Begin Provided information
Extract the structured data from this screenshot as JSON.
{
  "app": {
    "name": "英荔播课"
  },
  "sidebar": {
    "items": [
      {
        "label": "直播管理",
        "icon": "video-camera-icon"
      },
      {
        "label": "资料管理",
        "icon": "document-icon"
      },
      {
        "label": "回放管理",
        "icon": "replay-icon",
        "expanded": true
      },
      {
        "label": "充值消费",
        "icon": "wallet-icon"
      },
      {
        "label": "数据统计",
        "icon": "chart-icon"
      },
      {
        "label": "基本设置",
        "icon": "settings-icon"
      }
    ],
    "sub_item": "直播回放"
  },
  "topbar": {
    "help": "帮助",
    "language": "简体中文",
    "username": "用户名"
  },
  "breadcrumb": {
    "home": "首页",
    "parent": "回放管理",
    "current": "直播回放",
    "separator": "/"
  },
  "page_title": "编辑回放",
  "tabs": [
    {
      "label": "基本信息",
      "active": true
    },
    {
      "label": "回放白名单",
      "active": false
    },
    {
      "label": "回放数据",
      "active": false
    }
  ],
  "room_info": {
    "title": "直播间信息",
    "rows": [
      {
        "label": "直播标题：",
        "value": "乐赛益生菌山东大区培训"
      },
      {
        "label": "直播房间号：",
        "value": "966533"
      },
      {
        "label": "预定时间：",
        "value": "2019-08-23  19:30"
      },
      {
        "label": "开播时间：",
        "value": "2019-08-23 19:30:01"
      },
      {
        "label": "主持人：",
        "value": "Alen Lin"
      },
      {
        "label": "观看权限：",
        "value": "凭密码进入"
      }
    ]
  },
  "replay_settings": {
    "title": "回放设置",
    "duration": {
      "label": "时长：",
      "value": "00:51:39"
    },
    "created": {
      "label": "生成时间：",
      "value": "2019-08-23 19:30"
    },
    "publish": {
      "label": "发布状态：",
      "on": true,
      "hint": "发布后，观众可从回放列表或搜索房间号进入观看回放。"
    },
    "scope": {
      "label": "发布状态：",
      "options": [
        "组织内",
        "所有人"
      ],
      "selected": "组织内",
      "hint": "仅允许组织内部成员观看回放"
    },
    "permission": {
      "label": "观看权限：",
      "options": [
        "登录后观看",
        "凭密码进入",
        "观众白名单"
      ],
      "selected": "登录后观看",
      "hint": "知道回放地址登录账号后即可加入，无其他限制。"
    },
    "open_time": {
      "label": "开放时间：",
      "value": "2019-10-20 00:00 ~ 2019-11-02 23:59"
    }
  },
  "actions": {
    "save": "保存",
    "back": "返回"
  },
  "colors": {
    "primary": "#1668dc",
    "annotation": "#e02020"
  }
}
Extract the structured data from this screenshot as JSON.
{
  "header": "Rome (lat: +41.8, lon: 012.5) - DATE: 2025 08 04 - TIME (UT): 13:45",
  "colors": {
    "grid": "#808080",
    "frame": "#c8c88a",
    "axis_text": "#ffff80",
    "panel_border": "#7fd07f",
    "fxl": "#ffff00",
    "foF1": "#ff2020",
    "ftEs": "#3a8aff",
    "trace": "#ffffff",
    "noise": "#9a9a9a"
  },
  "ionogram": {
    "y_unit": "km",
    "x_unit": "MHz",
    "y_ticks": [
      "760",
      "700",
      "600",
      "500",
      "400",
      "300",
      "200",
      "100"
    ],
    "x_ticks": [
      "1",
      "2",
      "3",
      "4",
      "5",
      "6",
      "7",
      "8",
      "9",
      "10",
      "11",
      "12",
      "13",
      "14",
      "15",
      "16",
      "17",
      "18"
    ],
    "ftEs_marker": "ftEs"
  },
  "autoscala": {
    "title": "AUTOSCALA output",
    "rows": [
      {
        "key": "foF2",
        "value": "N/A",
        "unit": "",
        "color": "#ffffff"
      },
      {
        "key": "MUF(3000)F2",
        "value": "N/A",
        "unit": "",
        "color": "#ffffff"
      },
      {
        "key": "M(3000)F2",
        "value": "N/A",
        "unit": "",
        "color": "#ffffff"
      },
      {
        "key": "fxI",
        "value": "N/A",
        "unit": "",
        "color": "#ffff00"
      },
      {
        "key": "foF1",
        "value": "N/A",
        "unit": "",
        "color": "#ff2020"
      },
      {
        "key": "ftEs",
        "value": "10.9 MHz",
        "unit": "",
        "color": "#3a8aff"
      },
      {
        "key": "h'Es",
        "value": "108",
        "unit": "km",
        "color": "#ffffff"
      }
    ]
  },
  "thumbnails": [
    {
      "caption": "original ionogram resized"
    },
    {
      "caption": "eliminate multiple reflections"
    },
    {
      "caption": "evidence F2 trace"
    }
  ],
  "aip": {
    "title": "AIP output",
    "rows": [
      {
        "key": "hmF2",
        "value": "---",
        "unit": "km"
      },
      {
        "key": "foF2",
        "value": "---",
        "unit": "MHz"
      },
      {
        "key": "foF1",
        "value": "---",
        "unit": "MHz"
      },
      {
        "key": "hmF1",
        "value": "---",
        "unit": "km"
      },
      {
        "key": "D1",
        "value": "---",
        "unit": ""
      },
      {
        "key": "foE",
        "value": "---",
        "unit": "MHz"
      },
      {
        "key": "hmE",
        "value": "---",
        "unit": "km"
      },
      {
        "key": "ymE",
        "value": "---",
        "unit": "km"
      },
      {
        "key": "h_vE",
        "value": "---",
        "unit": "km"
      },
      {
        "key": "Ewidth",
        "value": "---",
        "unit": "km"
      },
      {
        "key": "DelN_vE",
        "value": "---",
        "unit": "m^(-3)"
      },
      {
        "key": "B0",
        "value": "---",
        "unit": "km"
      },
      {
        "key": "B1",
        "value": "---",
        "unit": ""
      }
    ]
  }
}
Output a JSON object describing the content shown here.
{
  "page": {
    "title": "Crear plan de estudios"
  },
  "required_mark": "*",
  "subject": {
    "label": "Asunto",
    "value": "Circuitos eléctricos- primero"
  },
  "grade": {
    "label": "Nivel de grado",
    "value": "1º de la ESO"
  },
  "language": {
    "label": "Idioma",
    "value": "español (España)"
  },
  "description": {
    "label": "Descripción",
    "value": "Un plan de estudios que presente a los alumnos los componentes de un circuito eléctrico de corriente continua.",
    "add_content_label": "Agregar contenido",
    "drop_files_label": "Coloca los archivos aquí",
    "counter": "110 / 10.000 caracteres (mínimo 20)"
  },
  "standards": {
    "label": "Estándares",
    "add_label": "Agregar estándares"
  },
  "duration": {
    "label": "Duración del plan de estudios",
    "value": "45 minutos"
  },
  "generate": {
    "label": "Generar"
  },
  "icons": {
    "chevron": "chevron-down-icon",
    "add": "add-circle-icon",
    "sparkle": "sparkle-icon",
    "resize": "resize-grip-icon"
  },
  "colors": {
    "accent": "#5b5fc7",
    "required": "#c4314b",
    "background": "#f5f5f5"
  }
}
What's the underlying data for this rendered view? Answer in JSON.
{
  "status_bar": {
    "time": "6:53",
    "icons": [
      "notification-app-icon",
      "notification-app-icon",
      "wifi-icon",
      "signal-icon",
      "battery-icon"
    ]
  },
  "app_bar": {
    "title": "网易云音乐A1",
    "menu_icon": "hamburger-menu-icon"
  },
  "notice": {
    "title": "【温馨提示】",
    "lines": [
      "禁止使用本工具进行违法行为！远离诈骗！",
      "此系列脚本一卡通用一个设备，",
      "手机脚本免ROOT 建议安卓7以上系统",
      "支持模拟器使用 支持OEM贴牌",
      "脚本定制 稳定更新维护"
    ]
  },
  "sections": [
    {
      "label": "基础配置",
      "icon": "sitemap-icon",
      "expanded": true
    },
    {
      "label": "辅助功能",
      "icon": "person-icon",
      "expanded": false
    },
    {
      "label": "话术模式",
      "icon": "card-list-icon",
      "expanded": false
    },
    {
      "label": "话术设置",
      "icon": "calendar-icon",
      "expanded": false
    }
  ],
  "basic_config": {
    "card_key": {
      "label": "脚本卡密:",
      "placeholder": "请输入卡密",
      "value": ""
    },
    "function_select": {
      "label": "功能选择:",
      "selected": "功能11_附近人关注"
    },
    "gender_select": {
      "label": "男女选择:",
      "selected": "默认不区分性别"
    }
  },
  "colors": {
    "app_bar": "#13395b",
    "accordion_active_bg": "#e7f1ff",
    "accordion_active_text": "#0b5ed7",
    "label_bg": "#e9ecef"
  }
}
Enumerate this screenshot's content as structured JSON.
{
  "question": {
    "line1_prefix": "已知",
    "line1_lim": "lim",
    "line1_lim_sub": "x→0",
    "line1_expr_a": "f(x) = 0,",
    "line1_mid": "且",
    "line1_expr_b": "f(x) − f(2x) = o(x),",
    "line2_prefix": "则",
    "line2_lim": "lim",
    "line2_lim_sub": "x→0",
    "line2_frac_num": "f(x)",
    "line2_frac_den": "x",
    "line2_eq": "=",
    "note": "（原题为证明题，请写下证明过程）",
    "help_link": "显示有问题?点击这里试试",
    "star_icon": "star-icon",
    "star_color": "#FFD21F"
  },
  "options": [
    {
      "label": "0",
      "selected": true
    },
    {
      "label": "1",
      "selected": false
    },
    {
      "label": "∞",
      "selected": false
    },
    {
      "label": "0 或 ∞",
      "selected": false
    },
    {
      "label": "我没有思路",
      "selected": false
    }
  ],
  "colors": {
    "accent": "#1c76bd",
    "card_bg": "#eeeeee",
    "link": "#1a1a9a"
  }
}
End Provided information
● Task: Exactly and only the lines from the one containing "Enumerate this screenshot's" through the end of the material are to be reproduced, both ends included.

● The answer:
Enumerate this screenshot's content as structured JSON.
{
  "question": {
    "line1_prefix": "已知",
    "line1_lim": "lim",
    "line1_lim_sub": "x→0",
    "line1_expr_a": "f(x) = 0,",
    "line1_mid": "且",
    "line1_expr_b": "f(x) − f(2x) = o(x),",
    "line2_prefix": "则",
    "line2_lim": "lim",
    "line2_lim_sub": "x→0",
    "line2_frac_num": "f(x)",
    "line2_frac_den": "x",
    "line2_eq": "=",
    "note": "（原题为证明题，请写下证明过程）",
    "help_link": "显示有问题?点击这里试试",
    "star_icon": "star-icon",
    "star_color": "#FFD21F"
  },
  "options": [
    {
      "label": "0",
      "selected": true
    },
    {
      "label": "1",
      "selected": false
    },
    {
      "label": "∞",
      "selected": false
    },
    {
      "label": "0 或 ∞",
      "selected": false
    },
    {
      "label": "我没有思路",
      "selected": false
    }
  ],
  "colors": {
    "accent": "#1c76bd",
    "card_bg": "#eeeeee",
    "link": "#1a1a9a"
  }
}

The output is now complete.